=== Data provided ===
----

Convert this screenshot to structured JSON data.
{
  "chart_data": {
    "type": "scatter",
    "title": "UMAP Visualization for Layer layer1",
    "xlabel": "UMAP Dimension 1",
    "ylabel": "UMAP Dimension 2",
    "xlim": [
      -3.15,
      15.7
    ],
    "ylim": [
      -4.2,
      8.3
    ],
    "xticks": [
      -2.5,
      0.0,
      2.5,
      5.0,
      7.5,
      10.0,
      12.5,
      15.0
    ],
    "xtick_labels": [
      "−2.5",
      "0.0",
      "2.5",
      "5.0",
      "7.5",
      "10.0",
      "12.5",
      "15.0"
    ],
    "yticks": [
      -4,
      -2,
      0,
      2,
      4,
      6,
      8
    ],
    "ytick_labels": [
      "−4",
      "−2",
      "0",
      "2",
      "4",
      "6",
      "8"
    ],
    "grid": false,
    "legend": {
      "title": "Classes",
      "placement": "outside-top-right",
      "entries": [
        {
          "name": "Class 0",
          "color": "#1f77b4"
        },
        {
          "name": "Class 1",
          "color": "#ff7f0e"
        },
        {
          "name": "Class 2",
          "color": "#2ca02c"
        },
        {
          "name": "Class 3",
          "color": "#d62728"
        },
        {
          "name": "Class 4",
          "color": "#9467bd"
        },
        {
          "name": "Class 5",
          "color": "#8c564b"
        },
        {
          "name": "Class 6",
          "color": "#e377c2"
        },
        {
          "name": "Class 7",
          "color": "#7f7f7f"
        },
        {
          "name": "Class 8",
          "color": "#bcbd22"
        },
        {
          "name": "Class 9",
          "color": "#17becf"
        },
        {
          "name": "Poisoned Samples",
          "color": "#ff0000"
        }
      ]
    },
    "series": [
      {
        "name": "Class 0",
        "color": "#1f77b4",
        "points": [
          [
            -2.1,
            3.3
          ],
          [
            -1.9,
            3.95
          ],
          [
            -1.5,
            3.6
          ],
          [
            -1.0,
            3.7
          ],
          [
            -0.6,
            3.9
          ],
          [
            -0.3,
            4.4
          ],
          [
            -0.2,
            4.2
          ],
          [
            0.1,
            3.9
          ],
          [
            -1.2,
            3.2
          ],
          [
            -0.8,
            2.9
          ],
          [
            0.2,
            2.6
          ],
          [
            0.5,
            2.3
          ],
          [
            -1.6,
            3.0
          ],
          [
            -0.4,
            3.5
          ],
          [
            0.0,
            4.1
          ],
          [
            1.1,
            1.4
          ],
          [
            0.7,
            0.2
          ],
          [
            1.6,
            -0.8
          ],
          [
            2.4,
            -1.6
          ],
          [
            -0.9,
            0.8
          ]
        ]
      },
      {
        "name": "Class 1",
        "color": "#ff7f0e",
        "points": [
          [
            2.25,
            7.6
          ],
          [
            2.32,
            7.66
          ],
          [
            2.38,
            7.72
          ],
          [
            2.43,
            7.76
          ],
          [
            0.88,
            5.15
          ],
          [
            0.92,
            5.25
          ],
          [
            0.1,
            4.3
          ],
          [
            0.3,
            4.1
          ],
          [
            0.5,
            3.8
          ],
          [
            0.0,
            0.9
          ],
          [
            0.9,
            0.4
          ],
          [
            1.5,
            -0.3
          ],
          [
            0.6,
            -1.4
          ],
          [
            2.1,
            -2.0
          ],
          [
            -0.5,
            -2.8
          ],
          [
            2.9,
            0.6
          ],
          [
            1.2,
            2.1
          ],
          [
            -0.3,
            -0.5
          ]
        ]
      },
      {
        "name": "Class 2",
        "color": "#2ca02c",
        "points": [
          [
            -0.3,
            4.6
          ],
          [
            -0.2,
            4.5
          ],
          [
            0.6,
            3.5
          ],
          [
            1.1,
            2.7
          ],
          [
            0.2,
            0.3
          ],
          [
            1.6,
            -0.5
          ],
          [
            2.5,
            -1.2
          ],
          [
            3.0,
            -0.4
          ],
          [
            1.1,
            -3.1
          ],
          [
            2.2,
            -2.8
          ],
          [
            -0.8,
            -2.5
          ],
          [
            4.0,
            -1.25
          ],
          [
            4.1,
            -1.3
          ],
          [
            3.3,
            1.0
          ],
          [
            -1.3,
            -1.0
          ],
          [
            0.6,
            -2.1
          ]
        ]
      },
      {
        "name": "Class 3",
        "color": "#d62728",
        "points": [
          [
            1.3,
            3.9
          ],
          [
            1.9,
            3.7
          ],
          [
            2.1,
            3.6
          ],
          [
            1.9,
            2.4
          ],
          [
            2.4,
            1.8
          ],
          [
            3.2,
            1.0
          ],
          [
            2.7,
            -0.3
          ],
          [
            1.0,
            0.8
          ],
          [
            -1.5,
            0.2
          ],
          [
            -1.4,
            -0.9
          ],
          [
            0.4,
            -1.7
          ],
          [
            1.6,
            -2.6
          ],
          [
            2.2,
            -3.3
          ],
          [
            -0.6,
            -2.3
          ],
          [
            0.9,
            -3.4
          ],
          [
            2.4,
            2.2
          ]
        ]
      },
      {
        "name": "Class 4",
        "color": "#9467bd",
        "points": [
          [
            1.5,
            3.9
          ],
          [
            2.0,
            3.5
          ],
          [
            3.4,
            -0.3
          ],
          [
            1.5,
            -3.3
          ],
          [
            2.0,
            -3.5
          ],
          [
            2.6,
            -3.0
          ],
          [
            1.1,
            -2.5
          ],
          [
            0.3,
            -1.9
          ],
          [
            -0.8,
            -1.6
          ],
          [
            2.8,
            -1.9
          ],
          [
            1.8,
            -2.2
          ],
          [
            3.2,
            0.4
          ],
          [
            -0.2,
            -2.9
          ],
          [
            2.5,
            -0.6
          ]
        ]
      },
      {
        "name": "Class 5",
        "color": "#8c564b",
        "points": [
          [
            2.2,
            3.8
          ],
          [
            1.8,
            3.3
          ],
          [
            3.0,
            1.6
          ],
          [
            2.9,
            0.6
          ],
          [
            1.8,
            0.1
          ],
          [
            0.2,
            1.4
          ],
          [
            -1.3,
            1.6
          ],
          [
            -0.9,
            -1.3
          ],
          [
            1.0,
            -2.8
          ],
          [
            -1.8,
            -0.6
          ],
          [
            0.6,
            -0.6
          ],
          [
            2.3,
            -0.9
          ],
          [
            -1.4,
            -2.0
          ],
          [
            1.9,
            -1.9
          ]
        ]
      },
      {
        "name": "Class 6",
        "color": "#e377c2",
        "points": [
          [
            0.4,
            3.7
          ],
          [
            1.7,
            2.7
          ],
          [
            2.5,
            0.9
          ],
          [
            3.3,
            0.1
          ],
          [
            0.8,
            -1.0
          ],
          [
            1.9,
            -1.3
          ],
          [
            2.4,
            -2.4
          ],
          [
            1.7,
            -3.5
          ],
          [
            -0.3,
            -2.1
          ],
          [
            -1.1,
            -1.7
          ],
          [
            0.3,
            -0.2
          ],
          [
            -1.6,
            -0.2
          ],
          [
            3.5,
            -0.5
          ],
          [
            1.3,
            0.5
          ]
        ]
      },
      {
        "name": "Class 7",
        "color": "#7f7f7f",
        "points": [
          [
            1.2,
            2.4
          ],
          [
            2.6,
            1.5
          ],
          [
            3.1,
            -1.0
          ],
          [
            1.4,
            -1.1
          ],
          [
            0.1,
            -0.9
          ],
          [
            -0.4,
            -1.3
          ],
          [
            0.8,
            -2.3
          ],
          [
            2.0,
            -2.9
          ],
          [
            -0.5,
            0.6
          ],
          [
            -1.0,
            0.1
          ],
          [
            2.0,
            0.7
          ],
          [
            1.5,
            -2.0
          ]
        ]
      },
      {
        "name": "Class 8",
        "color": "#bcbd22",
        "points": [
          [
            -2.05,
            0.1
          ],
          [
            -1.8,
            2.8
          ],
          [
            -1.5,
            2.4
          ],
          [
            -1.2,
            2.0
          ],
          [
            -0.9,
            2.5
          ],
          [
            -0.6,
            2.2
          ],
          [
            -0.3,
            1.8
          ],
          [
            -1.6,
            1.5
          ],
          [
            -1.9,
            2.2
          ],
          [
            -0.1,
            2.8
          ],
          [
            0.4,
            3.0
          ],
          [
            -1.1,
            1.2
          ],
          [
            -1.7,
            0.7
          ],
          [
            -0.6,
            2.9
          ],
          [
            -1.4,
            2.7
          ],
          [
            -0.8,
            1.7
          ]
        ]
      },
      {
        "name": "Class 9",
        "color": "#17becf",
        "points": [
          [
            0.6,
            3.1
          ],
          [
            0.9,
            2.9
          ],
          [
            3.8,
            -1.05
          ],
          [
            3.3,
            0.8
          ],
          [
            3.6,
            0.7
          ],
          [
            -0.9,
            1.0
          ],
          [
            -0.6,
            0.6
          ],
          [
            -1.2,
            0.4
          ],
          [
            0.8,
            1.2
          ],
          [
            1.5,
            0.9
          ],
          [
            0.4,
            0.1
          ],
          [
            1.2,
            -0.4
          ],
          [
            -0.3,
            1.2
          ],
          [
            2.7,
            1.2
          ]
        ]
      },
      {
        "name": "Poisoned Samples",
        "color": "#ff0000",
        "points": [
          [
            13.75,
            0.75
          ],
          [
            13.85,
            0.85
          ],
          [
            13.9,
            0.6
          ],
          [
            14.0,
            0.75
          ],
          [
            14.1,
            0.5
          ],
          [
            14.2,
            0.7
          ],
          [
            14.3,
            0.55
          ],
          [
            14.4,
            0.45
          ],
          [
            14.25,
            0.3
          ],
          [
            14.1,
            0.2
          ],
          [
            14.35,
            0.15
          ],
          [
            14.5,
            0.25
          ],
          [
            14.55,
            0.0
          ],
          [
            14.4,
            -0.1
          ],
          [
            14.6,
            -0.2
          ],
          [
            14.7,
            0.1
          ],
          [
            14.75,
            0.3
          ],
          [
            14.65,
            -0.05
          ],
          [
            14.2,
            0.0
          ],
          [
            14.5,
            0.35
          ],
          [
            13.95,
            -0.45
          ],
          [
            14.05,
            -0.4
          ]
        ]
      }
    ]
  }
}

----

=== What the exercise asks ===
Each line that holds the word "Dimension" should be extracted from the records.

=== Answer to the task ===
    "xlabel": "UMAP Dimension 1",
    "ylabel": "UMAP Dimension 2",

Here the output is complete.